## GIVEN REQUEST
Using the material below, copy every line where "gebildet" appears.

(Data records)
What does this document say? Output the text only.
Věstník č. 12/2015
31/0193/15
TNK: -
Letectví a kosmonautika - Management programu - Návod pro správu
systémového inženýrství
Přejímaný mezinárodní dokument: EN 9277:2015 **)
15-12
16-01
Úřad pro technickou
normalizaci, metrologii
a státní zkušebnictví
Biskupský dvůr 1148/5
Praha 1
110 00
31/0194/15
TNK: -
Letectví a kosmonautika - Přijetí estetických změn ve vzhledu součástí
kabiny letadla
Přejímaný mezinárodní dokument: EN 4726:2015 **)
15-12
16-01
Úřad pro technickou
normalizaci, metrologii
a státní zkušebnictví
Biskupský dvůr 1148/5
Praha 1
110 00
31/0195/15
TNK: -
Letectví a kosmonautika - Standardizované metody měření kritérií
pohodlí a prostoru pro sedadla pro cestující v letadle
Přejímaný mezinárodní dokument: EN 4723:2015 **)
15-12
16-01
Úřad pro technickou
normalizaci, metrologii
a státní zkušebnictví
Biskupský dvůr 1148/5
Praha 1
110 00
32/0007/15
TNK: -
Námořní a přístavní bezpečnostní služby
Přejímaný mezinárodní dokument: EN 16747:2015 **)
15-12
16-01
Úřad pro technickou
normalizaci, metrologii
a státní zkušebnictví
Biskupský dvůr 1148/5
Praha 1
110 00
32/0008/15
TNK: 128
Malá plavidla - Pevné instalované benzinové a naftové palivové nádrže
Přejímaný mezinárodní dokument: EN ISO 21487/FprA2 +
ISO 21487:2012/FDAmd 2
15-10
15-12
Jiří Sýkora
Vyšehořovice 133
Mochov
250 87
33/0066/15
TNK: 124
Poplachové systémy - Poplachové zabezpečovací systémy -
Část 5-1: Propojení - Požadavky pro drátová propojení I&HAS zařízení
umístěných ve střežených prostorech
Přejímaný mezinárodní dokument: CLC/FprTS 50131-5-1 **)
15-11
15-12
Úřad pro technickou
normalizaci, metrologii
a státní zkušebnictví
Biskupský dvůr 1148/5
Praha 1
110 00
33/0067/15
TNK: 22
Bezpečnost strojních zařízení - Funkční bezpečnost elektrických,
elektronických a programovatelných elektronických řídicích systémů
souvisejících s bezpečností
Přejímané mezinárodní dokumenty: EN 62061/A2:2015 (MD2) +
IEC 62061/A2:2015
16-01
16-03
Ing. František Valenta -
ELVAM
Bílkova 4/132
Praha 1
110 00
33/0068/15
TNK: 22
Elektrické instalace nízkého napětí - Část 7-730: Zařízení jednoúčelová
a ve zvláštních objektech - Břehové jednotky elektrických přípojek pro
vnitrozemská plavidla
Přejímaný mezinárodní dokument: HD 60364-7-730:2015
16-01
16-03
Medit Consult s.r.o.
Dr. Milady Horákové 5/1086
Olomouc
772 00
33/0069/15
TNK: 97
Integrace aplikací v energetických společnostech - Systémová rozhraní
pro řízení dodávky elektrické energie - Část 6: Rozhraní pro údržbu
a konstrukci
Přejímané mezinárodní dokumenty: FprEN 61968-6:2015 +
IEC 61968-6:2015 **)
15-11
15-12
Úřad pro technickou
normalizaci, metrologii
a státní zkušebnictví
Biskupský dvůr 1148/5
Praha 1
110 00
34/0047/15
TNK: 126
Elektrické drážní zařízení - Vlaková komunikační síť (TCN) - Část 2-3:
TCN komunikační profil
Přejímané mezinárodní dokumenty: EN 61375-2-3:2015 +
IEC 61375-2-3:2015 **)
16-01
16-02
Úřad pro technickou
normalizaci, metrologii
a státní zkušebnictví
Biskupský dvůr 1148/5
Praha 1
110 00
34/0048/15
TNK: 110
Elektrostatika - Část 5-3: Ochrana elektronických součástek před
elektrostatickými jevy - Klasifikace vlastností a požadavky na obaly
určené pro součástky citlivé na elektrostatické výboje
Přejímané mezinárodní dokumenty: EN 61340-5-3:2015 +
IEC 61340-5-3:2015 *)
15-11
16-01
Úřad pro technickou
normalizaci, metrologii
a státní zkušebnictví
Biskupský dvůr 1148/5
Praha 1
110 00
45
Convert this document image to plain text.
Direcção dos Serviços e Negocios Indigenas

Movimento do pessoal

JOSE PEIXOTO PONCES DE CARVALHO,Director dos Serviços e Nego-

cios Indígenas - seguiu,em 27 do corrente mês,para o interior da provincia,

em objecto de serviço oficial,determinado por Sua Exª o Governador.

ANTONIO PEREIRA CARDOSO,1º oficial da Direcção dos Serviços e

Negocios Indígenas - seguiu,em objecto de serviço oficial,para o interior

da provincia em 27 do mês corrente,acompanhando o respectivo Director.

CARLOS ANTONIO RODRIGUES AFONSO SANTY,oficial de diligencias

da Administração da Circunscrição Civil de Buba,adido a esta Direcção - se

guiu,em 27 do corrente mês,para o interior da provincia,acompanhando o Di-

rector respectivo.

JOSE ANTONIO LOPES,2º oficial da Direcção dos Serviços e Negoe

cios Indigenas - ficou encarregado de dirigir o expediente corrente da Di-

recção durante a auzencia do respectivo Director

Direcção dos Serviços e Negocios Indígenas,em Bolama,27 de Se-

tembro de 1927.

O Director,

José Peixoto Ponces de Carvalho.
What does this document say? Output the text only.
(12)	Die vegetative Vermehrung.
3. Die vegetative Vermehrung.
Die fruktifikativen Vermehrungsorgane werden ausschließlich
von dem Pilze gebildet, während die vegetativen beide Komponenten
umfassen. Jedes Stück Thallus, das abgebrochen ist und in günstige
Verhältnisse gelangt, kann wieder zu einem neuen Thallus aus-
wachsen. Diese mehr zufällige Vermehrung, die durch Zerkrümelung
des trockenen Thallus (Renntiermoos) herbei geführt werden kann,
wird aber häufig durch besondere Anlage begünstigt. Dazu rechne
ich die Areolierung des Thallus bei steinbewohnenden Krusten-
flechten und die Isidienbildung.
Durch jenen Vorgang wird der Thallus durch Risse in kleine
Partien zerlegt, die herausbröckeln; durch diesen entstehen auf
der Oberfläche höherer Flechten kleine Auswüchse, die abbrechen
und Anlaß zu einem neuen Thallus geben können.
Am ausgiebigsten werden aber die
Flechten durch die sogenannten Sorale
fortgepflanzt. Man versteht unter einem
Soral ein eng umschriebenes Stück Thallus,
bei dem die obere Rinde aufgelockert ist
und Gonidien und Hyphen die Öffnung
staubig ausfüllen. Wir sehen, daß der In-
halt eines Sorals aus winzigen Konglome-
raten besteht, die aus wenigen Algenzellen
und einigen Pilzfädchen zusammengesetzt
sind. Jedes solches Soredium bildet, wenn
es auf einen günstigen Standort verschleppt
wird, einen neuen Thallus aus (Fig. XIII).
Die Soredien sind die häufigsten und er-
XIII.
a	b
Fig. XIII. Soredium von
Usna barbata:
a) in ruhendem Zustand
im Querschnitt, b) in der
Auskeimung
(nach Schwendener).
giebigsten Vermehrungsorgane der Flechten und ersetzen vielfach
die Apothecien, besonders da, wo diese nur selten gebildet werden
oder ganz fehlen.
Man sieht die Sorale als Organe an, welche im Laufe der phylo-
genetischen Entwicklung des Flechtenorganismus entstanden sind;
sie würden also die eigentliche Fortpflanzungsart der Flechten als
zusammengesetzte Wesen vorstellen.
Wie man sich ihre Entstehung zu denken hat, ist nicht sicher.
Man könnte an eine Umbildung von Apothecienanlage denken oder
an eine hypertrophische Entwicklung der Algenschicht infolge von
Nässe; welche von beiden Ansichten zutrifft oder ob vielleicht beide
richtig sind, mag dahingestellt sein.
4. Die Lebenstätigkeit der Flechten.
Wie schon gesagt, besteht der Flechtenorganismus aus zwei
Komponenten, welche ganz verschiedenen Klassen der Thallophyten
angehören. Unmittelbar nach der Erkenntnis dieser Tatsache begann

## SOLUTION TO THE EXERCISE
von dem Pilze gebildet, während die vegetativen beide Komponenten
die Apothecien, besonders da, wo diese nur selten gebildet werden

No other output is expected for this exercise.